BEGIN Entries supplied

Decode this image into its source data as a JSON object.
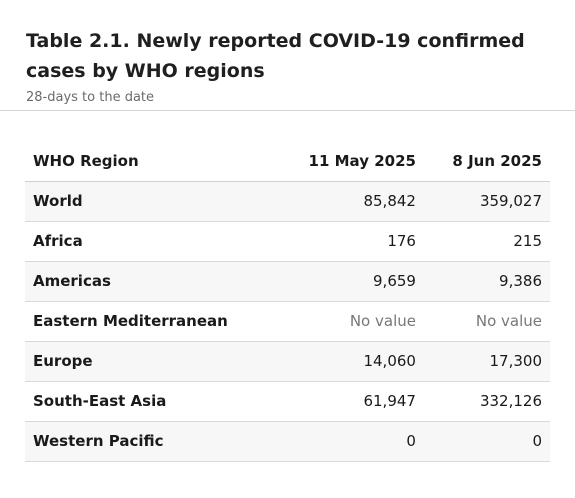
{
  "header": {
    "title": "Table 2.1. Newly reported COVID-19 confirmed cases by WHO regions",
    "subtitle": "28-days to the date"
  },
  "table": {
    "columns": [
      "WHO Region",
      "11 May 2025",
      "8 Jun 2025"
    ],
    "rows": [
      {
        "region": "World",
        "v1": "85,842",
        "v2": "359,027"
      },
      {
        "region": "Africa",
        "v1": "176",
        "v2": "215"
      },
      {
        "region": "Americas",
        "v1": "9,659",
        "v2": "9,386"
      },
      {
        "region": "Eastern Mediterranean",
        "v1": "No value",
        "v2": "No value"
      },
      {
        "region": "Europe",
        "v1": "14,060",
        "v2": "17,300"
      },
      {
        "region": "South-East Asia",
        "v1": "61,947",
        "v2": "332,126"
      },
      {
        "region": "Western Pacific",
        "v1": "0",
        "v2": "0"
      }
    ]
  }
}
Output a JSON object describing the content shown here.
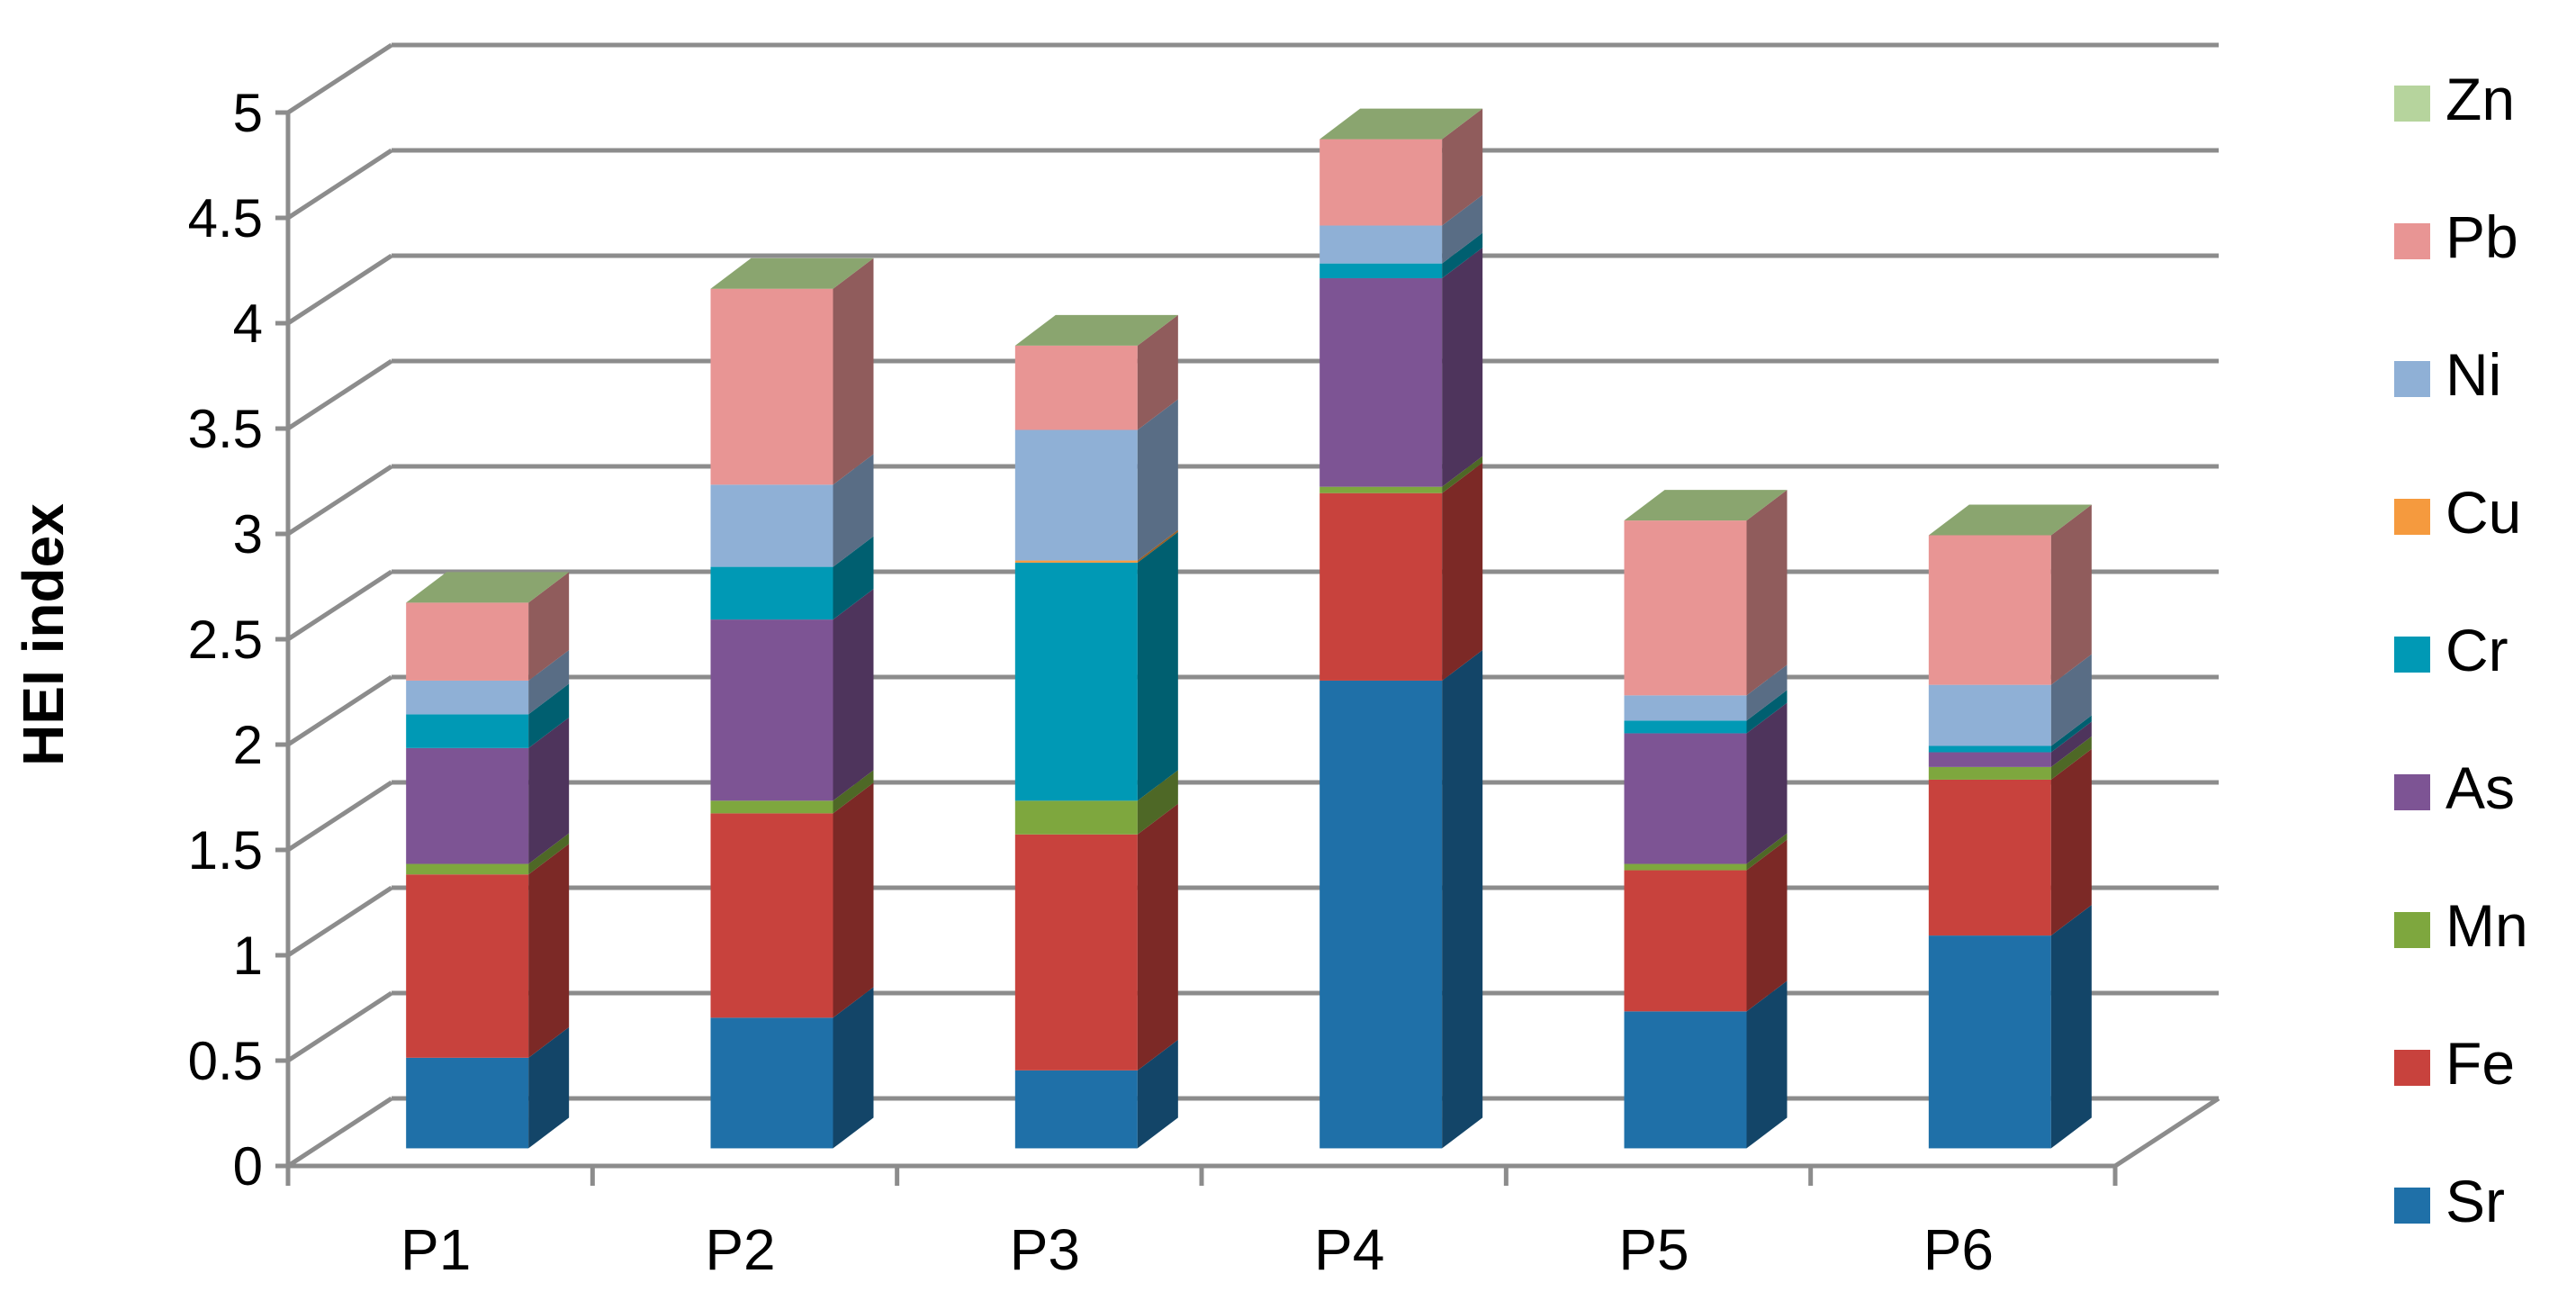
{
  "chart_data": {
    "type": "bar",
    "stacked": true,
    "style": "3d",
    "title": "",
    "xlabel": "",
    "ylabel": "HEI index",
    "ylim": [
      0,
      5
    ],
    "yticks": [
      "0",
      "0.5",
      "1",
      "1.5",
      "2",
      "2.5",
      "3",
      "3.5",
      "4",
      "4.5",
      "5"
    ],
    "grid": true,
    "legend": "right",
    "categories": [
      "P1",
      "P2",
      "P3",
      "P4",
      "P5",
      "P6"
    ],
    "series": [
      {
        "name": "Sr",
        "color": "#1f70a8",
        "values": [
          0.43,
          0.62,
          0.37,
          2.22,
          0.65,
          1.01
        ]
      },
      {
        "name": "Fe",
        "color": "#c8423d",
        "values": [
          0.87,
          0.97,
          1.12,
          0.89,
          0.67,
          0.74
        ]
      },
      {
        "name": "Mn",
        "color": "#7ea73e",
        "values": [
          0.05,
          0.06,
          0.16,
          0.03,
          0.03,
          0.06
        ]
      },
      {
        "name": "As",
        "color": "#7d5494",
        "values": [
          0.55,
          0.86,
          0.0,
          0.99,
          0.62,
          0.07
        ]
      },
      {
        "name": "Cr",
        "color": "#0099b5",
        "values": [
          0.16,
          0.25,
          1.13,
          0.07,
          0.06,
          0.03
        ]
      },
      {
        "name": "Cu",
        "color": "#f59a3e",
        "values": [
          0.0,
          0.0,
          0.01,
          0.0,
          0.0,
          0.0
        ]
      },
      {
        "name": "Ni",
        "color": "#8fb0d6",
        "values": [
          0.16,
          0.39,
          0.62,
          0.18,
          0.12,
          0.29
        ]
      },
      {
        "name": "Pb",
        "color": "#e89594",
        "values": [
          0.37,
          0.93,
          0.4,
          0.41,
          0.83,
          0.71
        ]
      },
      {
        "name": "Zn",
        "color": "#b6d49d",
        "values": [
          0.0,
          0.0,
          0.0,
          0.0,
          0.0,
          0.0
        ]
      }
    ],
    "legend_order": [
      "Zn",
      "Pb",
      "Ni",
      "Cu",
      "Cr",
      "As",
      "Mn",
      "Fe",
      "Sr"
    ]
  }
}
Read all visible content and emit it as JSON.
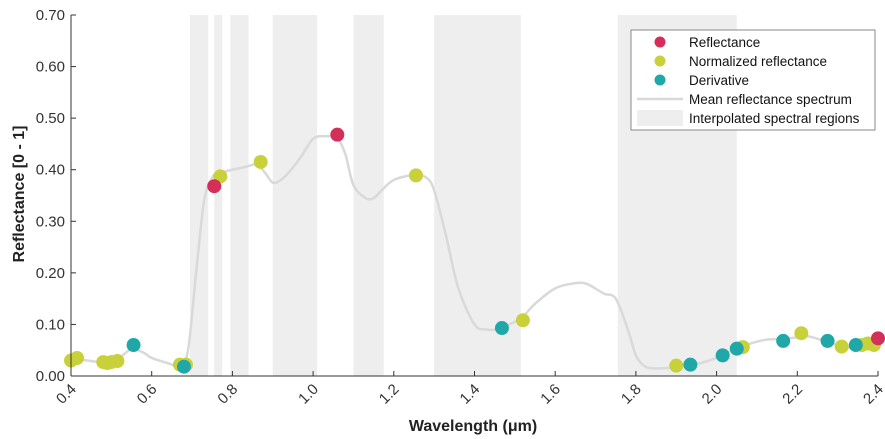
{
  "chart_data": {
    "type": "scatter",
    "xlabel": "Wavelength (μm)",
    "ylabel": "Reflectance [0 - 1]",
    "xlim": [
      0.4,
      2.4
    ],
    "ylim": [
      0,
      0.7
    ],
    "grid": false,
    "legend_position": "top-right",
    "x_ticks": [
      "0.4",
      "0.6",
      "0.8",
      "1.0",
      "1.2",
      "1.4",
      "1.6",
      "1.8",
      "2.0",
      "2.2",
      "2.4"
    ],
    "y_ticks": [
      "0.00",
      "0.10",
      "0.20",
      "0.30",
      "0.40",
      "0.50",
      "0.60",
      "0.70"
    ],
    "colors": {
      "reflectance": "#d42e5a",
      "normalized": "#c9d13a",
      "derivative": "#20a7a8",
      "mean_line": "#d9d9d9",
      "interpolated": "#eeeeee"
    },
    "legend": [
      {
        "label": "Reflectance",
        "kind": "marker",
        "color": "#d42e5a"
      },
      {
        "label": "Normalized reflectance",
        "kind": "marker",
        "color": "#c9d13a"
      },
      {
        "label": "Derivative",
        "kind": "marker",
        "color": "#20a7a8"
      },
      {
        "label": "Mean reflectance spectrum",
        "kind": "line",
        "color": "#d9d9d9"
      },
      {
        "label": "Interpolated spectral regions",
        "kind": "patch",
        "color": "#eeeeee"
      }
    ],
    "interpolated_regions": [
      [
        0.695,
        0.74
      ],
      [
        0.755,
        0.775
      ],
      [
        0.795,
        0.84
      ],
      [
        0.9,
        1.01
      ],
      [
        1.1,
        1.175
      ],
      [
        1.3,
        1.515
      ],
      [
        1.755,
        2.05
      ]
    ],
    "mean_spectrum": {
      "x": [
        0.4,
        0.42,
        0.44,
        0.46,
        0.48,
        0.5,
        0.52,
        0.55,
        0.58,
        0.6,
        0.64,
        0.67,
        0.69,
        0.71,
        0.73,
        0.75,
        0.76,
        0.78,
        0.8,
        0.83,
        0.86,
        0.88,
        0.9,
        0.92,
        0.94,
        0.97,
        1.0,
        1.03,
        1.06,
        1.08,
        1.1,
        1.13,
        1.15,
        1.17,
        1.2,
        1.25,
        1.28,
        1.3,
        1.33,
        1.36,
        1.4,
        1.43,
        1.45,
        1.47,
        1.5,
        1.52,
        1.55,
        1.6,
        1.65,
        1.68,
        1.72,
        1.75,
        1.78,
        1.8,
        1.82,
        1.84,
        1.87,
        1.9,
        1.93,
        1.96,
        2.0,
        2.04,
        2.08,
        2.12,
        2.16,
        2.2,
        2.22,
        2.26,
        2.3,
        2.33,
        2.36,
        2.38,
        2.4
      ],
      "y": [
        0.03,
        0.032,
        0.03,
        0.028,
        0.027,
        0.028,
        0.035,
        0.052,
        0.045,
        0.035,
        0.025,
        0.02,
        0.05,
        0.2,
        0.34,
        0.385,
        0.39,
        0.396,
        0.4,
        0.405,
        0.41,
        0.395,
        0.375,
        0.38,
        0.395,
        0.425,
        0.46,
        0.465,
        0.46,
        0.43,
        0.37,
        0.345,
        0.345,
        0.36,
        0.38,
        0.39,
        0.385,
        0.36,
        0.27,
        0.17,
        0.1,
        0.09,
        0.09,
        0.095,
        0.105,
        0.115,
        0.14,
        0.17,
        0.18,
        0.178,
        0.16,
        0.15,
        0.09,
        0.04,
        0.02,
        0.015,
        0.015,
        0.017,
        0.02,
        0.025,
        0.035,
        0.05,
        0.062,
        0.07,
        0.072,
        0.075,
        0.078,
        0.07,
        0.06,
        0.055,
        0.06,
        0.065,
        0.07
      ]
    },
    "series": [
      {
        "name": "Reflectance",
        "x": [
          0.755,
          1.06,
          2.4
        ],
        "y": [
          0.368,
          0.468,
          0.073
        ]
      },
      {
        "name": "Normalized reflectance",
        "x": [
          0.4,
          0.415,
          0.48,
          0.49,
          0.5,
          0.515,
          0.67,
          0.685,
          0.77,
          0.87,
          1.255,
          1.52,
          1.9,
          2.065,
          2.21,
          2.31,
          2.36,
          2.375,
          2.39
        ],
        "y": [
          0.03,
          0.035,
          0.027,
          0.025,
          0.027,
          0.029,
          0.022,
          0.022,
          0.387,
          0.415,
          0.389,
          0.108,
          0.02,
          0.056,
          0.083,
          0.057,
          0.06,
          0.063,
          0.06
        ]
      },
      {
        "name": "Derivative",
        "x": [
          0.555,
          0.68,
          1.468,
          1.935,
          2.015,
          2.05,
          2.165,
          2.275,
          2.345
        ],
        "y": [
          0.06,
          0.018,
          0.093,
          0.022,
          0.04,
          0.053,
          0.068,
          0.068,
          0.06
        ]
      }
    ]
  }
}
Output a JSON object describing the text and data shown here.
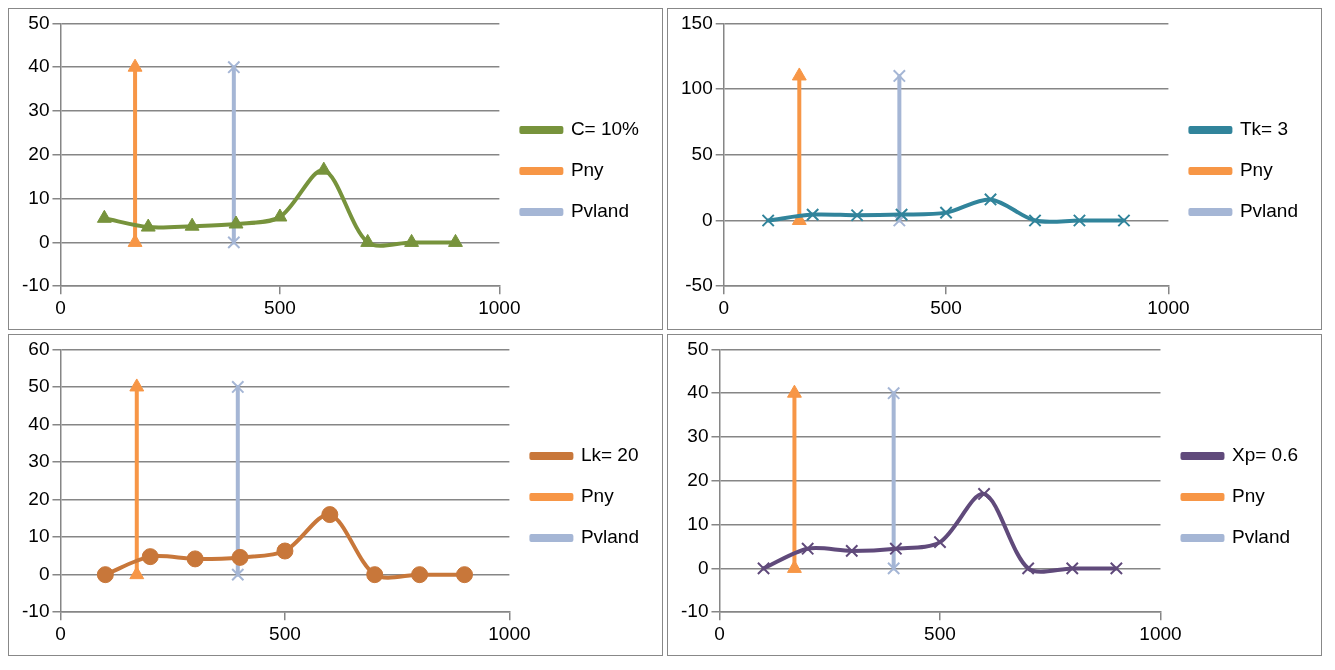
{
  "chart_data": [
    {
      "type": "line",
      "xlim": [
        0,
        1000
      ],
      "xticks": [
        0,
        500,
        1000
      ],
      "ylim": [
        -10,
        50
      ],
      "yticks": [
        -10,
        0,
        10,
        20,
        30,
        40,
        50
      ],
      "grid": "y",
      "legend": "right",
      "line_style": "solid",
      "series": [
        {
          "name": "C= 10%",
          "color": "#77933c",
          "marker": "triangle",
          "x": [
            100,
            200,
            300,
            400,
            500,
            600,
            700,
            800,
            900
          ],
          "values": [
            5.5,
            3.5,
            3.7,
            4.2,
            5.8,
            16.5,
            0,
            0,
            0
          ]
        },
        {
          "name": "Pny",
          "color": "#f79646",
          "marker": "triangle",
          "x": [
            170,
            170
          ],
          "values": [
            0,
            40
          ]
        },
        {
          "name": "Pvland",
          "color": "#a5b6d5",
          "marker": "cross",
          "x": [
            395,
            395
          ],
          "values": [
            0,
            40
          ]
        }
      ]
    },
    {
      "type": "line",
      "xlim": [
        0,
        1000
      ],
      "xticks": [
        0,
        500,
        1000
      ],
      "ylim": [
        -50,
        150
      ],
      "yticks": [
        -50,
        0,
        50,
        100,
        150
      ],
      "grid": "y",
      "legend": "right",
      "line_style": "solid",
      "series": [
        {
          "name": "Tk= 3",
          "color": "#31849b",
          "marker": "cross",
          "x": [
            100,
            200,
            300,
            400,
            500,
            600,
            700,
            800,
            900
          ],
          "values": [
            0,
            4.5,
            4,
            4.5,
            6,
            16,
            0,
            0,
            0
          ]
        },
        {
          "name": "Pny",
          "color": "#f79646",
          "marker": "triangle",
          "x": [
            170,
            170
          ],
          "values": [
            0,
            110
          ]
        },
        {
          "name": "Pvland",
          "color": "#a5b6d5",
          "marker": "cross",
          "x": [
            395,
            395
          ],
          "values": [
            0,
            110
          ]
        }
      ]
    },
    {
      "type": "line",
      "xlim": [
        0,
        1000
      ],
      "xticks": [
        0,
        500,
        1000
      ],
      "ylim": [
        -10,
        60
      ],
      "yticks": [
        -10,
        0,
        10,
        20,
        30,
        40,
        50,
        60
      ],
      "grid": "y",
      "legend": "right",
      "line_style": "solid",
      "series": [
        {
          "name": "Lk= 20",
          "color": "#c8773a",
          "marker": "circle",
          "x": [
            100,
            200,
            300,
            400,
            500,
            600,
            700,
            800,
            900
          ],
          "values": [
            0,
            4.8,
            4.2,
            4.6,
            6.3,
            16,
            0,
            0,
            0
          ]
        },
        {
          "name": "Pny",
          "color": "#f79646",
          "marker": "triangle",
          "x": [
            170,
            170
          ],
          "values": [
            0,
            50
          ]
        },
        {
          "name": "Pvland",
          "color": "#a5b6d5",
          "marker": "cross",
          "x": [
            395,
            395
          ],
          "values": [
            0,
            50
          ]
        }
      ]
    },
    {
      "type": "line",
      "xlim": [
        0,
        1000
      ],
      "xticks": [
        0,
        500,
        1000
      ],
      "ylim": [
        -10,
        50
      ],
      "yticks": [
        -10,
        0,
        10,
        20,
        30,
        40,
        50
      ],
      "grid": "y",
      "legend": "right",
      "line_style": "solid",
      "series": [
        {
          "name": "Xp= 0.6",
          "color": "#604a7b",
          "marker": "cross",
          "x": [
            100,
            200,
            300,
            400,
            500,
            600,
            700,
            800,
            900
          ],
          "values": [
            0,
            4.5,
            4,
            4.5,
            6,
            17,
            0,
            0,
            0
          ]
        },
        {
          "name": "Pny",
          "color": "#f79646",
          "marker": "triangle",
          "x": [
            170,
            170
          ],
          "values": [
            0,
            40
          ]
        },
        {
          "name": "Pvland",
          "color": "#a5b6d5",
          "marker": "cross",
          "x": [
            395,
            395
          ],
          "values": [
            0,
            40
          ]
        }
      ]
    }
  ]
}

END Entries supplied

▶ **Work required**:
For the material, find the number of lines holding the word "here" and give that figure and nothing more.

▶ **Task result**:
2